Box coordinate listings
○ ○ ○ ○ ○ ○ ○

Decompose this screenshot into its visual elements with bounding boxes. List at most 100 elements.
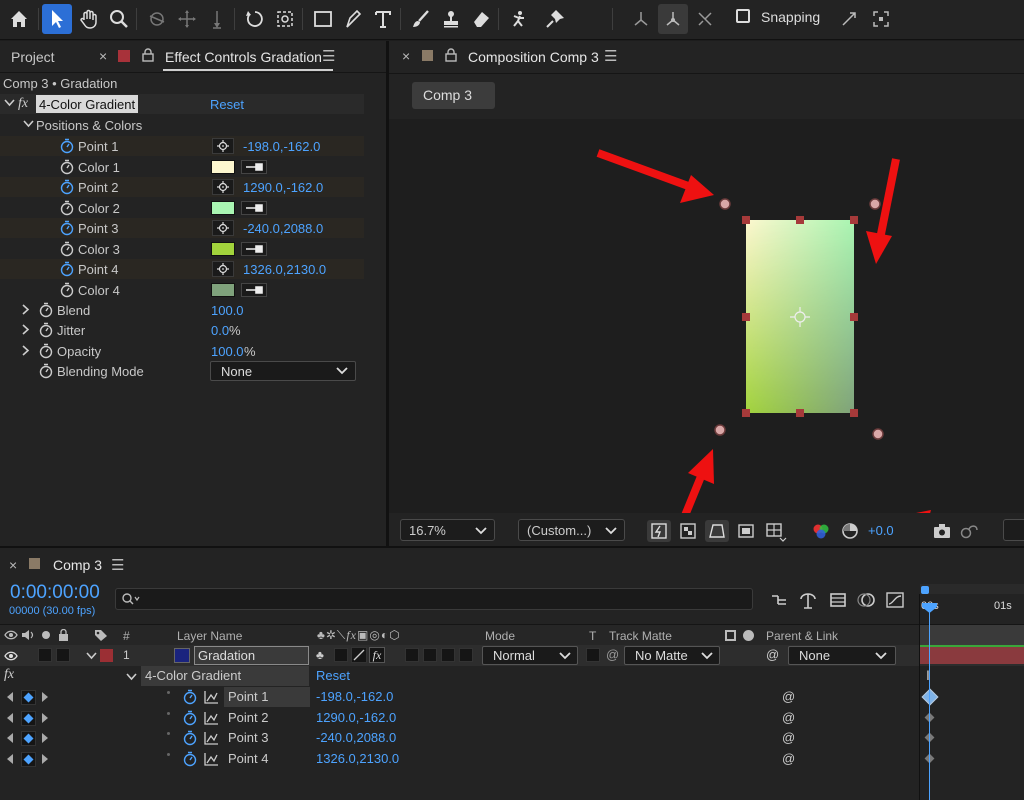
more-options-dropdown[interactable] <box>1003 519 1024 541</box>
prev-keyframe-icon[interactable] <box>7 692 13 702</box>
fx-switch-icon[interactable]: fx <box>369 647 385 663</box>
point-value[interactable]: -240.0,2088.0 <box>316 730 396 745</box>
view-axis-icon[interactable] <box>690 4 720 34</box>
reset-exposure-icon[interactable] <box>840 521 860 541</box>
playhead-icon[interactable] <box>922 603 937 613</box>
property-name-cell[interactable]: Point 4 <box>224 749 310 769</box>
color-swatch[interactable] <box>211 241 235 256</box>
fx-icon[interactable]: fx <box>4 667 14 683</box>
layer-duration-bar[interactable] <box>920 647 1024 664</box>
stopwatch-icon[interactable] <box>60 179 74 195</box>
stopwatch-icon[interactable] <box>39 302 53 318</box>
chevron-down-icon[interactable] <box>23 120 34 128</box>
gradient-layer[interactable] <box>746 220 854 413</box>
property-name-cell[interactable]: Point 3 <box>224 728 310 748</box>
layer-row[interactable]: 1 Gradation ♣ fx Normal @ No Matte @ Non… <box>0 645 1024 666</box>
effect-reset-link[interactable]: Reset <box>210 97 244 112</box>
matte-circle-icon[interactable] <box>743 630 754 641</box>
eye-icon[interactable] <box>4 629 18 641</box>
expression-pickwhip-icon[interactable]: @ <box>782 730 795 745</box>
color-swatch[interactable] <box>211 159 235 174</box>
parent-pickwhip-icon[interactable]: @ <box>766 647 779 662</box>
stopwatch-icon[interactable] <box>60 200 74 216</box>
next-keyframe-icon[interactable] <box>42 712 48 723</box>
next-keyframe-icon[interactable] <box>42 753 48 764</box>
comp-navigator-button[interactable]: Comp 3 <box>412 82 495 109</box>
stopwatch-icon[interactable] <box>39 363 53 379</box>
property-name-cell[interactable]: Point 2 <box>224 708 310 728</box>
effect-reset-link[interactable]: Reset <box>316 668 350 683</box>
tab-composition[interactable]: Composition Comp 3 <box>468 49 599 65</box>
hand-tool-icon[interactable] <box>74 4 104 34</box>
add-keyframe-icon[interactable] <box>21 710 36 726</box>
timeline-search-input[interactable] <box>115 588 753 610</box>
next-keyframe-icon[interactable] <box>42 733 48 743</box>
eyedropper-icon[interactable] <box>241 200 267 215</box>
stopwatch-icon[interactable] <box>60 282 74 298</box>
point-value[interactable]: 1290.0,-162.0 <box>316 710 396 725</box>
world-axis-icon[interactable] <box>658 4 688 34</box>
matte-pickwhip-icon[interactable]: @ <box>606 647 619 662</box>
keyframe-marker[interactable] <box>921 688 939 706</box>
prev-keyframe-icon[interactable] <box>7 712 13 723</box>
crosshair-icon[interactable] <box>212 220 234 236</box>
snapping-checkbox[interactable] <box>736 9 750 23</box>
graph-icon[interactable] <box>204 752 219 766</box>
point-value[interactable]: 1326.0,2130.0 <box>316 751 399 766</box>
work-area-bar[interactable] <box>920 584 1024 594</box>
blending-mode-dropdown[interactable]: None <box>210 361 356 381</box>
panel-menu-icon[interactable]: ☰ <box>322 47 335 65</box>
shy-switch-icon[interactable]: ♣ <box>316 648 324 662</box>
show-snapshot-icon[interactable] <box>959 521 979 541</box>
rotation-tool-icon[interactable] <box>240 4 270 34</box>
guides-grid-icon[interactable] <box>763 520 787 542</box>
add-keyframe-icon[interactable] <box>21 690 36 705</box>
point-value[interactable]: -198.0,-162.0 <box>243 139 320 154</box>
expression-pickwhip-icon[interactable]: @ <box>782 751 795 766</box>
snap-features-icon[interactable] <box>866 4 896 34</box>
snap-edges-icon[interactable] <box>834 4 864 34</box>
adjustment-switch[interactable] <box>441 648 455 662</box>
zoom-dropdown[interactable]: 16.7% <box>400 519 495 541</box>
add-keyframe-icon[interactable] <box>21 751 36 767</box>
expression-pickwhip-icon[interactable]: @ <box>782 689 795 704</box>
dolly-camera-icon[interactable] <box>202 4 232 34</box>
eyedropper-icon[interactable] <box>241 241 267 256</box>
pen-tool-icon[interactable] <box>338 4 368 34</box>
property-name-cell[interactable]: Point 1 <box>224 687 310 707</box>
point-value[interactable]: 1326.0,2130.0 <box>243 262 326 277</box>
region-of-interest-icon[interactable] <box>735 520 757 542</box>
home-icon[interactable] <box>4 4 34 34</box>
layer-name-header[interactable]: Layer Name <box>177 629 242 643</box>
viewer-canvas[interactable] <box>389 119 1024 513</box>
draft-3d-icon[interactable] <box>798 591 818 609</box>
frame-blend-switch[interactable] <box>405 648 419 662</box>
prev-keyframe-icon[interactable] <box>7 733 13 743</box>
motion-blur-icon[interactable] <box>856 591 876 609</box>
lock-icon[interactable] <box>142 48 154 62</box>
graph-editor-icon[interactable] <box>885 591 905 609</box>
chevron-right-icon[interactable] <box>22 345 30 356</box>
selection-tool-icon[interactable] <box>42 4 72 34</box>
rotate-camera-icon[interactable] <box>142 4 172 34</box>
comp-flowchart-icon[interactable] <box>770 592 790 608</box>
tab-project[interactable]: Project <box>11 49 55 65</box>
fast-previews-icon[interactable] <box>647 520 671 542</box>
work-area-start[interactable] <box>921 586 929 594</box>
local-axis-icon[interactable] <box>626 4 656 34</box>
panel-menu-icon[interactable]: ☰ <box>111 556 124 574</box>
close-icon[interactable]: × <box>99 48 107 64</box>
snapshot-icon[interactable] <box>932 521 952 541</box>
point-value[interactable]: -198.0,-162.0 <box>316 689 393 704</box>
pan-camera-icon[interactable] <box>172 4 202 34</box>
label-tag-icon[interactable] <box>94 629 108 642</box>
stopwatch-icon[interactable] <box>183 689 197 705</box>
quality-switch-icon[interactable] <box>351 647 367 663</box>
stopwatch-icon[interactable] <box>60 220 74 236</box>
fx-icon[interactable]: fx <box>18 96 28 112</box>
transparency-grid-icon[interactable] <box>677 520 699 542</box>
expression-pickwhip-icon[interactable]: @ <box>782 710 795 725</box>
3d-layer-switch[interactable] <box>459 648 473 662</box>
roto-brush-icon[interactable] <box>504 4 534 34</box>
tab-timeline-comp[interactable]: Comp 3 <box>53 557 102 573</box>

○ ○ ○ ○ ○ ○ ○

◆ **TASK REQUIREMENTS**
Can you write out the data from the line with "more-options-dropdown[interactable] <box>1003 519" to the line with "layer-row[interactable]: 1 Gradation", both included, copying each line without any change?

◆ **TASK ANSWER**
more-options-dropdown[interactable] <box>1003 519 1024 541</box>
prev-keyframe-icon[interactable] <box>7 692 13 702</box>
fx-switch-icon[interactable]: fx <box>369 647 385 663</box>
point-value[interactable]: -240.0,2088.0 <box>316 730 396 745</box>
view-axis-icon[interactable] <box>690 4 720 34</box>
reset-exposure-icon[interactable] <box>840 521 860 541</box>
playhead-icon[interactable] <box>922 603 937 613</box>
property-name-cell[interactable]: Point 4 <box>224 749 310 769</box>
color-swatch[interactable] <box>211 241 235 256</box>
fx-icon[interactable]: fx <box>4 667 14 683</box>
layer-duration-bar[interactable] <box>920 647 1024 664</box>
stopwatch-icon[interactable] <box>60 179 74 195</box>
stopwatch-icon[interactable] <box>39 302 53 318</box>
chevron-down-icon[interactable] <box>23 120 34 128</box>
gradient-layer[interactable] <box>746 220 854 413</box>
property-name-cell[interactable]: Point 3 <box>224 728 310 748</box>
layer-row[interactable]: 1 Gradation ♣ fx Normal @ No Matte @ Non… <box>0 645 1024 666</box>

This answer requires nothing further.